Data entries
▼

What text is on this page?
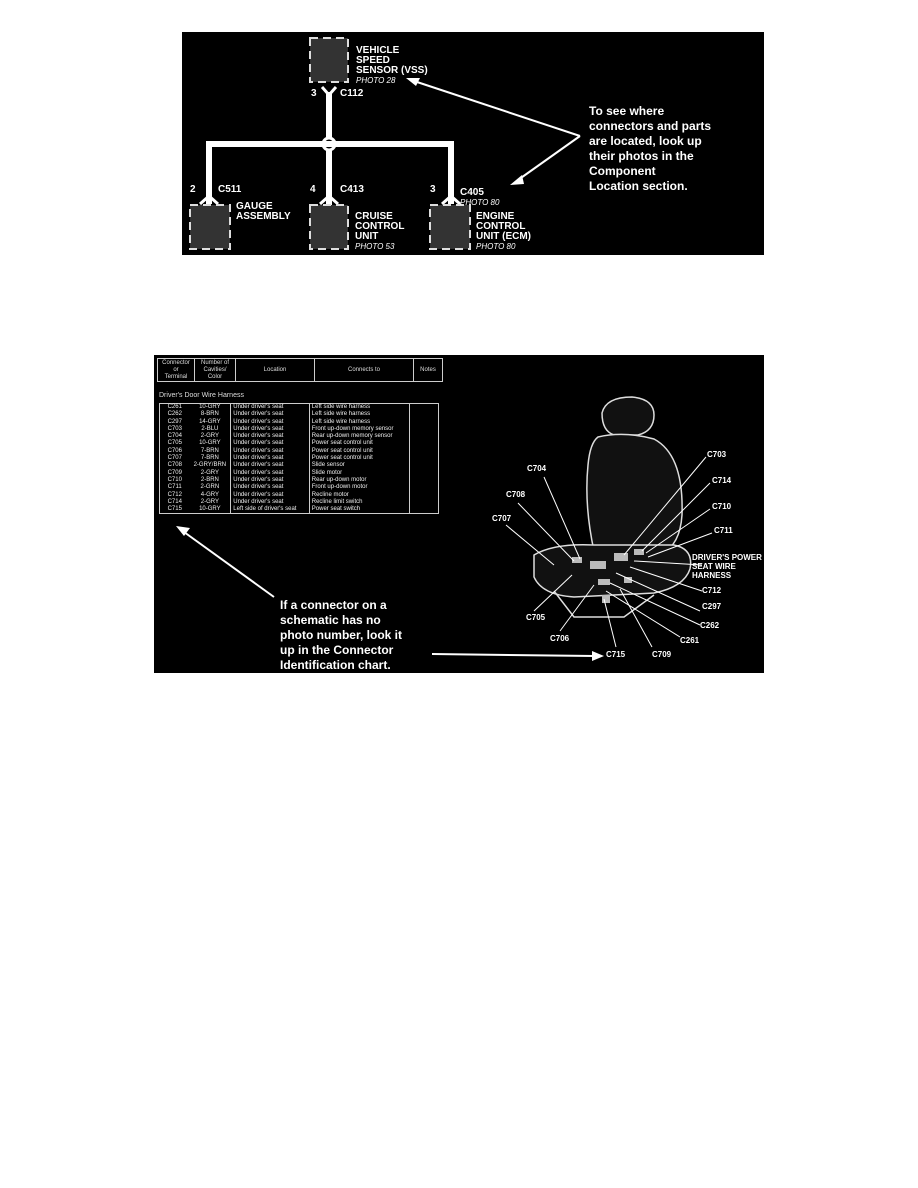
VEHICLE
SPEED
SENSOR (VSS)

PHOTO 28

3 C112
2 C511
GAUGE
ASSEMBLY
4 C413

CRUISE
CONTROL
UNIT

PHOTO 53

3 C405

PHOTO 80

ENGINE
CONTROL
UNIT (ECM)

PHOTO 80

To see where
connectors and parts
are located, look up
their photos in the
Component
Location section.
Connector
or
Terminal	Number of
Cavities/
Color	Location	Connects to	Notes
Driver's Door Wire Harness
C261	10-GRY	Under driver's seat	Left side wire harness	
C262	8-BRN	Under driver's seat	Left side wire harness	
C297	14-GRY	Under driver's seat	Left side wire harness	
C703	2-BLU	Under driver's seat	Front up-down memory sensor	
C704	2-GRY	Under driver's seat	Rear up-down memory sensor	
C705	10-GRY	Under driver's seat	Power seat control unit	
C706	7-BRN	Under driver's seat	Power seat control unit	
C707	7-BRN	Under driver's seat	Power seat control unit	
C708	2-GRY/BRN	Under driver's seat	Slide sensor	
C709	2-GRY	Under driver's seat	Slide motor	
C710	2-BRN	Under driver's seat	Rear up-down motor	
C711	2-GRN	Under driver's seat	Front up-down motor	
C712	4-GRY	Under driver's seat	Recline motor	
C714	2-GRY	Under driver's seat	Recline limit switch	
C715	10-GRY	Left side of driver's seat	Power seat switch	
C703
C714
C710
C711
C704
C708
C707
DRIVER'S POWER
SEAT WIRE
HARNESS
C712
C297
C262
C261
C705
C706
C715	C709
If a connector on a
schematic has no
photo number, look it
up in the Connector
Identification chart.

▲

▸ **YOUR INSTRUCTIONS**
Exactly how many lines of the material contain the word "motor"? Write the number alone.

▸ **FINISHED EXERCISE**
4